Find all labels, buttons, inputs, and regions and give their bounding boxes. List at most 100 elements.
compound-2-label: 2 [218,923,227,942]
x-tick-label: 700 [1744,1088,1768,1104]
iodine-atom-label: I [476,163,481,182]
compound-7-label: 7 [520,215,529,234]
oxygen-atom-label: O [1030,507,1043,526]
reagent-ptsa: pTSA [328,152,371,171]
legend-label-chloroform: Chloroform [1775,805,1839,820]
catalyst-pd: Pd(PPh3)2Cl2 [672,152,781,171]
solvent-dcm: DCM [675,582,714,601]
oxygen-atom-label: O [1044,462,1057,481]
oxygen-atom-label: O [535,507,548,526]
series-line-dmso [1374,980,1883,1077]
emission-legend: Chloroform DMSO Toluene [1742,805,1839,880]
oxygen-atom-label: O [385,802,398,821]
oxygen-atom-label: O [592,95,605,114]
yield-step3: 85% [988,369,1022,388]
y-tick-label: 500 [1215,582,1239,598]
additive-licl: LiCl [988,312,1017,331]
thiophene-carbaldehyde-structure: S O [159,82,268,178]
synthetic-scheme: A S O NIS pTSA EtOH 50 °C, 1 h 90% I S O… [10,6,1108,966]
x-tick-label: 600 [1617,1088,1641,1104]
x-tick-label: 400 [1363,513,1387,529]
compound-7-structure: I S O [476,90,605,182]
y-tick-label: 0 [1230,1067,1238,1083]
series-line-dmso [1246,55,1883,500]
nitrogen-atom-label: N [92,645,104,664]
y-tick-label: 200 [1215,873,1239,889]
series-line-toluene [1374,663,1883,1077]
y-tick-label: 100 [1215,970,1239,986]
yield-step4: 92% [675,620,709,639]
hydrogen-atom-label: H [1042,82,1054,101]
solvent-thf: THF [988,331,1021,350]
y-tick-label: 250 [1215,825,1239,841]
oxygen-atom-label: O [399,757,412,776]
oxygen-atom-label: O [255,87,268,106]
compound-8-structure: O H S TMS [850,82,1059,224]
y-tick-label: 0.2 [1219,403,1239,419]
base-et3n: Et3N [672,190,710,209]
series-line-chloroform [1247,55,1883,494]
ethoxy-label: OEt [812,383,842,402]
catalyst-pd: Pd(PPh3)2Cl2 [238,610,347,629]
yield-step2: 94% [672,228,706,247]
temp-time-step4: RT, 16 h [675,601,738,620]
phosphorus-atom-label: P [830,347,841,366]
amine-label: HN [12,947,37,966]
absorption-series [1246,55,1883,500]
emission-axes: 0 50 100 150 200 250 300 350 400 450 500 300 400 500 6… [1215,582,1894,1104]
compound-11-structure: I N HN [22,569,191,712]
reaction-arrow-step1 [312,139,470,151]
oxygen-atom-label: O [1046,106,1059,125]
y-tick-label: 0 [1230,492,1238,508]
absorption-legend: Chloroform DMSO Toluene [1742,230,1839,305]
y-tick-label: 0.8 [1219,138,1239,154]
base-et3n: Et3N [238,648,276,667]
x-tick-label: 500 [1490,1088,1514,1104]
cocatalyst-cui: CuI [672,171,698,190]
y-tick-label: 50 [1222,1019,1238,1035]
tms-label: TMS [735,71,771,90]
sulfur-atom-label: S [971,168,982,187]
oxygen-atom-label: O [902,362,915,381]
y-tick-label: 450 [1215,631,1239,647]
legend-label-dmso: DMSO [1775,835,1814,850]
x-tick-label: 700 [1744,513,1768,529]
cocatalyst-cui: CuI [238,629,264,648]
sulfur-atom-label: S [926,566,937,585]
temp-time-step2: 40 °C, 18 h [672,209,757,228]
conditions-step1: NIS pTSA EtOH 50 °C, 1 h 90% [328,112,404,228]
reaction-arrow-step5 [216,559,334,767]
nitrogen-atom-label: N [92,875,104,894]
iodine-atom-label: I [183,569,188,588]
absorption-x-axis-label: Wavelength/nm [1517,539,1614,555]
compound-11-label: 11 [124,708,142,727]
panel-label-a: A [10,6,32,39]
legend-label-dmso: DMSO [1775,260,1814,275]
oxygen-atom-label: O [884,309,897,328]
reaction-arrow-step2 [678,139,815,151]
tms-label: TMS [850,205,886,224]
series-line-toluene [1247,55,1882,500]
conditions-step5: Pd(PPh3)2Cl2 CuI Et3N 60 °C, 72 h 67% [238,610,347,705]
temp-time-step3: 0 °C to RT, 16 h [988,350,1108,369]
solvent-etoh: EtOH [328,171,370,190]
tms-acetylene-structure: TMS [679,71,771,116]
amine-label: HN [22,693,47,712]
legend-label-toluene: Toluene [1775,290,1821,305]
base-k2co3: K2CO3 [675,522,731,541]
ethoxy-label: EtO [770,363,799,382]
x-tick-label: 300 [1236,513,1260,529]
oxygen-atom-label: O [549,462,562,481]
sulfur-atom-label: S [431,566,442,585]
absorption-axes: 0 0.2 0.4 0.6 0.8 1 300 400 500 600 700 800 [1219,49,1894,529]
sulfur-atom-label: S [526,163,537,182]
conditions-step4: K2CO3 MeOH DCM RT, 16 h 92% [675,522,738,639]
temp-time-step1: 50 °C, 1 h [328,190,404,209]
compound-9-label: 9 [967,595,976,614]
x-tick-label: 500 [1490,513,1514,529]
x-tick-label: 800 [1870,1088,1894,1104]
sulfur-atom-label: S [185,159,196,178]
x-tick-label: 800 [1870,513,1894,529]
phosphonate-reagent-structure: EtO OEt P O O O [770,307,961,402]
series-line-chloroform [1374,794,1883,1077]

________________

Render every line of the material above as a JSON array of strings, one string per line, omitting any blank lines.

◆ **Written response**:
[
  "Find all labels, buttons, inputs, and regions and give their bounding boxes. List at most 100 elements.",
  "compound-2-label: 2 [218,923,227,942]",
  "x-tick-label: 700 [1744,1088,1768,1104]",
  "iodine-atom-label: I [476,163,481,182]",
  "compound-7-label: 7 [520,215,529,234]",
  "oxygen-atom-label: O [1030,507,1043,526]",
  "reagent-ptsa: pTSA [328,152,371,171]",
  "legend-label-chloroform: Chloroform [1775,805,1839,820]",
  "catalyst-pd: Pd(PPh3)2Cl2 [672,152,781,171]",
  "solvent-dcm: DCM [675,582,714,601]",
  "oxygen-atom-label: O [1044,462,1057,481]",
  "oxygen-atom-label: O [535,507,548,526]",
  "series-line-dmso [1374,980,1883,1077]",
  "emission-legend: Chloroform DMSO Toluene [1742,805,1839,880]",
  "oxygen-atom-label: O [385,802,398,821]",
  "oxygen-atom-label: O [592,95,605,114]",
  "yield-step3: 85% [988,369,1022,388]",
  "y-tick-label: 500 [1215,582,1239,598]",
  "additive-licl: LiCl [988,312,1017,331]",
  "thiophene-carbaldehyde-structure: S O [159,82,268,178]",
  "synthetic-scheme: A S O NIS pTSA EtOH 50 °C, 1 h 90% I S O… [10,6,1108,966]",
  "x-tick-label: 600 [1617,1088,1641,1104]",
  "x-tick-label: 400 [1363,513,1387,529]",
  "compound-7-structure: I S O [476,90,605,182]",
  "y-tick-label: 0 [1230,1067,1238,1083]",
  "series-line-dmso [1246,55,1883,500]",
  "nitrogen-atom-label: N [92,645,104,664]",
  "y-tick-label: 200 [1215,873,1239,889]",
  "series-line-toluene [1374,663,1883,1077]",
  "y-tick-label: 100 [1215,970,1239,986]",
  "yield-step4: 92% [675,620,709,639]",
  "hydrogen-atom-label: H [1042,82,1054,101]",
  "solvent-thf: THF [988,331,1021,350]",
  "y-tick-label: 250 [1215,825,1239,841]",
  "oxygen-atom-label: O [399,757,412,776]",
  "oxygen-atom-label: O [255,87,268,106]",
  "compound-8-structure: O H S TMS [850,82,1059,224]",
  "y-tick-label: 0.2 [1219,403,1239,419]",
  "base-et3n: Et3N [672,190,710,209]",
  "series-line-chloroform [1247,55,1883,494]",
  "ethoxy-label: OEt [812,383,842,402]",
  "catalyst-pd: Pd(PPh3)2Cl2 [238,610,347,629]",
  "yield-step2: 94% [672,228,706,247]",
  "temp-time-step4: RT, 16 h [675,601,738,620]",
  "phosphorus-atom-label: P [830,347,841,366]",
  "amine-label: HN [12,947,37,966]",
  "absorption-series [1246,55,1883,500]",
  "emission-axes: 0 50 100 150 200 250 300 350 400 450 500 300 400 500 6… [1215,582,1894,1104]",
  "compound-11-structure: I N HN [22,569,191,712]",
  "reaction-arrow-step1 [312,139,470,151]",
  "oxygen-atom-label: O [1046,106,1059,125]",
  "y-tick-label: 0 [1230,492,1238,508]",
  "absorption-legend: Chloroform DMSO Toluene [1742,230,1839,305]",
  "y-tick-label: 0.8 [1219,138,1239,154]",
  "base-et3n: Et3N [238,648,276,667]",
  "x-tick-label: 500 [1490,1088,1514,1104]",
  "cocatalyst-cui: CuI [672,171,698,190]",
  "y-tick-label: 50 [1222,1019,1238,1035]",
  "tms-label: TMS [735,71,771,90]",
  "sulfur-atom-label: S [971,168,982,187]",
  "oxygen-atom-label: O [902,362,915,381]",
  "y-tick-label: 450 [1215,631,1239,647]",
  "legend-label-dmso: DMSO [1775,835,1814,850]",
  "x-tick-label: 700 [1744,513,1768,529]",
  "cocatalyst-cui: CuI [238,629,264,648]",
  "sulfur-atom-label: S [926,566,937,585]",
  "temp-time-step2: 40 °C, 18 h [672,209,757,228]",
  "conditions-step1: NIS pTSA EtOH 50 °C, 1 h 90% [328,112,404,228]",
  "reaction-arrow-step5 [216,559,334,767]",
  "nitrogen-atom-label: N [92,875,104,894]",
  "iodine-atom-label: I [183,569,188,588]",
  "absorption-x-axis-label: Wavelength/nm [1517,539,1614,555]",
  "compound-11-label: 11 [124,708,142,727]",
  "panel-label-a: A [10,6,32,39]",
  "legend-label-dmso: DMSO [1775,260,1814,275]",
  "oxygen-atom-label: O [884,309,897,328]",
  "reaction-arrow-step2 [678,139,815,151]",
  "tms-label: TMS [850,205,886,224]",
  "series-line-toluene [1247,55,1882,500]",
  "conditions-step5: Pd(PPh3)2Cl2 CuI Et3N 60 °C, 72 h 67% [238,610,347,705]",
  "temp-time-step3: 0 °C to RT, 16 h [988,350,1108,369]",
  "solvent-etoh: EtOH [328,171,370,190]",
  "tms-acetylene-structure: TMS [679,71,771,116]",
  "amine-label: HN [22,693,47,712]",
  "legend-label-toluene: Toluene [1775,290,1821,305]",
  "base-k2co3: K2CO3 [675,522,731,541]",
  "ethoxy-label: EtO [770,363,799,382]",
  "x-tick-label: 300 [1236,513,1260,529]",
  "oxygen-atom-label: O [549,462,562,481]",
  "sulfur-atom-label: S [431,566,442,585]",
  "absorption-axes: 0 0.2 0.4 0.6 0.8 1 300 400 500 600 700 800 [1219,49,1894,529]",
  "sulfur-atom-label: S [526,163,537,182]",
  "conditions-step4: K2CO3 MeOH DCM RT, 16 h 92% [675,522,738,639]",
  "temp-time-step1: 50 °C, 1 h [328,190,404,209]",
  "compound-9-label: 9 [967,595,976,614]",
  "x-tick-label: 500 [1490,513,1514,529]",
  "x-tick-label: 800 [1870,1088,1894,1104]",
  "sulfur-atom-label: S [185,159,196,178]",
  "x-tick-label: 800 [1870,513,1894,529]",
  "phosphonate-reagent-structure: EtO OEt P O O O [770,307,961,402]",
  "series-line-chloroform [1374,794,1883,1077]"
]